### Reading text
------------------------------------------------------------

The national flag of Botswana (Setswana: folaga ya Botswana) consists of a sky blue field cut horizontally in the centre by a black stripe with a thin white frame.  Adopted in 1966 to replace the Union Jack, it has been the flag of the Republic of Botswana since the country gained independence that year.  It is one of the few African flags that utilises neither the colours of the Pan-Africanist movement nor the colours of the country's leading political party.

History
In 1885, Bechuanaland became a protectorate of the United Kingdom within its colonial empire.  This occurred after the leaders of the Tswana people negotiated with the British to offer them protection from the Boers, who were invading their lands from the neighbouring South African Republic.  In spite of this newfound protection, South Africa continued to pressure the British to allow them to annex Bechuanaland into their union.  This did not occur due to widespread opposition from the Batswana people, and Bechuanaland gained independence from Britain in 1966; the new nation was renamed Botswana.

Before it gained independence, Botswana did not have its own distinctive colonial flag, with the flag of the United Kingdom serving as the de facto flag of the protectorate.  When Botswana's national flag was created in 1966, it was symbolically designed to contrast with the flag of South Africa, since the latter country was ruled under an apartheid regime.  Hence, the black stripe with the white frame came to epitomise the peace and harmony between the people of African and European descent who reside in Botswana.  The new flag was first hoisted at midnight on 30 September 1966, the day Botswana became an independent country.

------------------------------------------------------------

### Provided information
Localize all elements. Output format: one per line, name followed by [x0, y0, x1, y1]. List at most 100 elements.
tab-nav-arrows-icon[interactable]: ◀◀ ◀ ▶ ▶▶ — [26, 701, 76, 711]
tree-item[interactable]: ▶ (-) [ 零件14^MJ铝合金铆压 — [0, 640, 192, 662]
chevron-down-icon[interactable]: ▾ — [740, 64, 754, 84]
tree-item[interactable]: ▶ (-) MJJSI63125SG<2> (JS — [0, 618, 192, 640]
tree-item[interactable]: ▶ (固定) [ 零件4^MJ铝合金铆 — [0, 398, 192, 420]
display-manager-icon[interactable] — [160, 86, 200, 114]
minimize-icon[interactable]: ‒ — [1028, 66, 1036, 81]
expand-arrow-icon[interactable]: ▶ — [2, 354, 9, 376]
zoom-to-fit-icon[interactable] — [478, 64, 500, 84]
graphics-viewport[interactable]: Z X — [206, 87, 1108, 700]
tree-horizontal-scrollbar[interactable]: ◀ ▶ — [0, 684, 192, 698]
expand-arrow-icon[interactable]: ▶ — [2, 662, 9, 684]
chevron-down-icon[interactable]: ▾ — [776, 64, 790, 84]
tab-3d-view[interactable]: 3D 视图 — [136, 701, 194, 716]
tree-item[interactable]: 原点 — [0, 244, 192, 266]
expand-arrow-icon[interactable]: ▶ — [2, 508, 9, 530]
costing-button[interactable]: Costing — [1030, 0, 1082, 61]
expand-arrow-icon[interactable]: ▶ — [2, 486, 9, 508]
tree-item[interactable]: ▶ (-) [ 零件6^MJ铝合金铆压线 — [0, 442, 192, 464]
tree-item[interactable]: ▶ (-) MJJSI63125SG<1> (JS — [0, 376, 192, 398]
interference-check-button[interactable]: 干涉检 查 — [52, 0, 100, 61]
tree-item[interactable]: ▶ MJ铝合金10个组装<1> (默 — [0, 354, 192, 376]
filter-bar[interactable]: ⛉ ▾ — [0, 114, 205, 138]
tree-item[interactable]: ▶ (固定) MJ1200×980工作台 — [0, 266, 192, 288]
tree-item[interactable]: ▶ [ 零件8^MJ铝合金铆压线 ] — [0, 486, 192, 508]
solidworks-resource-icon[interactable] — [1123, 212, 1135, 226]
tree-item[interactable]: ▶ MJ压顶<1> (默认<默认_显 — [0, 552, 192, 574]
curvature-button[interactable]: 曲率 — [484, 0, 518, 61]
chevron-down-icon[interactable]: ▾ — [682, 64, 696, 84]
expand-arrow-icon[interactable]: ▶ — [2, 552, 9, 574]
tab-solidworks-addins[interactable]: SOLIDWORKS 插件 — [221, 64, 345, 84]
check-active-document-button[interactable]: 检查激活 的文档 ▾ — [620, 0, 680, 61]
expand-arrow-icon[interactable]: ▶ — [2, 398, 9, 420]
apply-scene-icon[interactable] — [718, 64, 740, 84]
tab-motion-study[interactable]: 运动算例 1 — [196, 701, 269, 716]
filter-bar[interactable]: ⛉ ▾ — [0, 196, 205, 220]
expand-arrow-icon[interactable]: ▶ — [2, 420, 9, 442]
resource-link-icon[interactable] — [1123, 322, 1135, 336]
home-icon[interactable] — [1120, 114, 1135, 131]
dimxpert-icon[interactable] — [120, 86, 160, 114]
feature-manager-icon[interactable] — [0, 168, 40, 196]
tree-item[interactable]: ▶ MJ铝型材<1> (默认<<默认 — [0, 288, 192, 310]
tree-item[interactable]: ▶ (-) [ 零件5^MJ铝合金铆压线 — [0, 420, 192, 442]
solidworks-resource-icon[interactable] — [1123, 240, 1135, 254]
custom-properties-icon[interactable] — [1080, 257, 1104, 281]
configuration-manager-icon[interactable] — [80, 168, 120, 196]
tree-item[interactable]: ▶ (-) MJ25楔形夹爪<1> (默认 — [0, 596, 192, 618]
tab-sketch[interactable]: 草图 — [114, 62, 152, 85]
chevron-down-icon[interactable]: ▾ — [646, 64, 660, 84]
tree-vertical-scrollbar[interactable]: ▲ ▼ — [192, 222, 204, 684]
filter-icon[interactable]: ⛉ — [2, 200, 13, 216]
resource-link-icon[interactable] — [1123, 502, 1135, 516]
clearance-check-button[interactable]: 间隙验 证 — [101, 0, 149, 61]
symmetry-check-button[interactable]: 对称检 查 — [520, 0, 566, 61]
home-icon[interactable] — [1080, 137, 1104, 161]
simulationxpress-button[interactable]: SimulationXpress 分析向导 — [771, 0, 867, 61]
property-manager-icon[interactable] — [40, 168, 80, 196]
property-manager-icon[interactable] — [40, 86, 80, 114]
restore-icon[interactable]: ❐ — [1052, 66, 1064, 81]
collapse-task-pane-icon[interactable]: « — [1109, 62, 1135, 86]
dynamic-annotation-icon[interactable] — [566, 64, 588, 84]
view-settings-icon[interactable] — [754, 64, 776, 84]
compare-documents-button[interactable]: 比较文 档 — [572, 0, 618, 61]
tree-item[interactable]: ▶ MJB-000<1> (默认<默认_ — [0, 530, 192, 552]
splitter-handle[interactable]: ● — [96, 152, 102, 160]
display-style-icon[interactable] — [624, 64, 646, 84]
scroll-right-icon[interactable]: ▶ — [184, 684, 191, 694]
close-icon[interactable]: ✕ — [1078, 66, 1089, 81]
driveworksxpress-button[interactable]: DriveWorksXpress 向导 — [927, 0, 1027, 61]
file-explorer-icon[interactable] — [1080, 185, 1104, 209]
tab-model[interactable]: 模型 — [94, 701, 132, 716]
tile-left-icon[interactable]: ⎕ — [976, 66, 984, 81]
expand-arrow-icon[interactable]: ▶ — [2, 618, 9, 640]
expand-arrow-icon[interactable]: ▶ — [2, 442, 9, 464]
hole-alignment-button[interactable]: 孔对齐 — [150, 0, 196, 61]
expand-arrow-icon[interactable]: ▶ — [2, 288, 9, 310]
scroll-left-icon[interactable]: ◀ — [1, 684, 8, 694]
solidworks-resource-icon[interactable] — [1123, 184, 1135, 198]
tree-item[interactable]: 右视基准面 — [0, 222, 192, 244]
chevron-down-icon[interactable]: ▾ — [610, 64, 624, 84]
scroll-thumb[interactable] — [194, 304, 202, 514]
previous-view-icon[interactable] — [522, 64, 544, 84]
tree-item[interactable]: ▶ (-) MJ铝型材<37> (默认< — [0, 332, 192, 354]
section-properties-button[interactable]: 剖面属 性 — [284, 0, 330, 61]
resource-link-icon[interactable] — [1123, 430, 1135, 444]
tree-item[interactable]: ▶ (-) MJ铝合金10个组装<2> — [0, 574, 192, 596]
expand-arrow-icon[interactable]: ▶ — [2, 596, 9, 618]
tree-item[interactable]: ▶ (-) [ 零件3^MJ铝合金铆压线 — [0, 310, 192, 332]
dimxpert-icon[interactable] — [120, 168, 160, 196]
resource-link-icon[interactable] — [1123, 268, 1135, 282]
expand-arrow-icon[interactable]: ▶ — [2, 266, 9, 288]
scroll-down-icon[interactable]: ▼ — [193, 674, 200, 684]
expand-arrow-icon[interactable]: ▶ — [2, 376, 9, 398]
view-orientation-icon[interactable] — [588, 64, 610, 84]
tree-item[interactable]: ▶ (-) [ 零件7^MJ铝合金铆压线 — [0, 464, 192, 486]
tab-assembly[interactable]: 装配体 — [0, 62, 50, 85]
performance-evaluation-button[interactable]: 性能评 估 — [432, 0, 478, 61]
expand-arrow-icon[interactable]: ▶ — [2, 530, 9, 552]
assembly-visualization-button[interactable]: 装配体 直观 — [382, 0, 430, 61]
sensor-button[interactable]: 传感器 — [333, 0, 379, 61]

------------------------------------------------------------

### Set problem A
How would this sentence from the text on Botswana's flag read in Spanish: "The new flag was first hoisted at midnight on 30 September 1966, the day Botswana became an independent country."
### Set problem B
Can you turn the lines of the records, from the first one up to and including the line containing "costing-button[interactable]: Costing —", into a numbered list, leaving out blank lines?

### Task output A
La nueva bandera se izó por primera vez a medianoche del 30 de septiembre de 1966, el día en que Botsuana se convirtió en un país independiente.

### Task output B
1. Localize all elements. Output format: one per line, name followed by [x0, y0, x1, y1]. List at most 100 elements.
2. tab-nav-arrows-icon[interactable]: ◀◀ ◀ ▶ ▶▶ — [26, 701, 76, 711]
3. tree-item[interactable]: ▶ (-) [ 零件14^MJ铝合金铆压 — [0, 640, 192, 662]
4. chevron-down-icon[interactable]: ▾ — [740, 64, 754, 84]
5. tree-item[interactable]: ▶ (-) MJJSI63125SG<2> (JS — [0, 618, 192, 640]
6. tree-item[interactable]: ▶ (固定) [ 零件4^MJ铝合金铆 — [0, 398, 192, 420]
7. display-manager-icon[interactable] — [160, 86, 200, 114]
8. minimize-icon[interactable]: ‒ — [1028, 66, 1036, 81]
9. expand-arrow-icon[interactable]: ▶ — [2, 354, 9, 376]
10. zoom-to-fit-icon[interactable] — [478, 64, 500, 84]
11. graphics-viewport[interactable]: Z X — [206, 87, 1108, 700]
12. tree-horizontal-scrollbar[interactable]: ◀ ▶ — [0, 684, 192, 698]
13. expand-arrow-icon[interactable]: ▶ — [2, 662, 9, 684]
14. chevron-down-icon[interactable]: ▾ — [776, 64, 790, 84]
15. tab-3d-view[interactable]: 3D 视图 — [136, 701, 194, 716]
16. tree-item[interactable]: 原点 — [0, 244, 192, 266]
17. expand-arrow-icon[interactable]: ▶ — [2, 508, 9, 530]
18. costing-button[interactable]: Costing — [1030, 0, 1082, 61]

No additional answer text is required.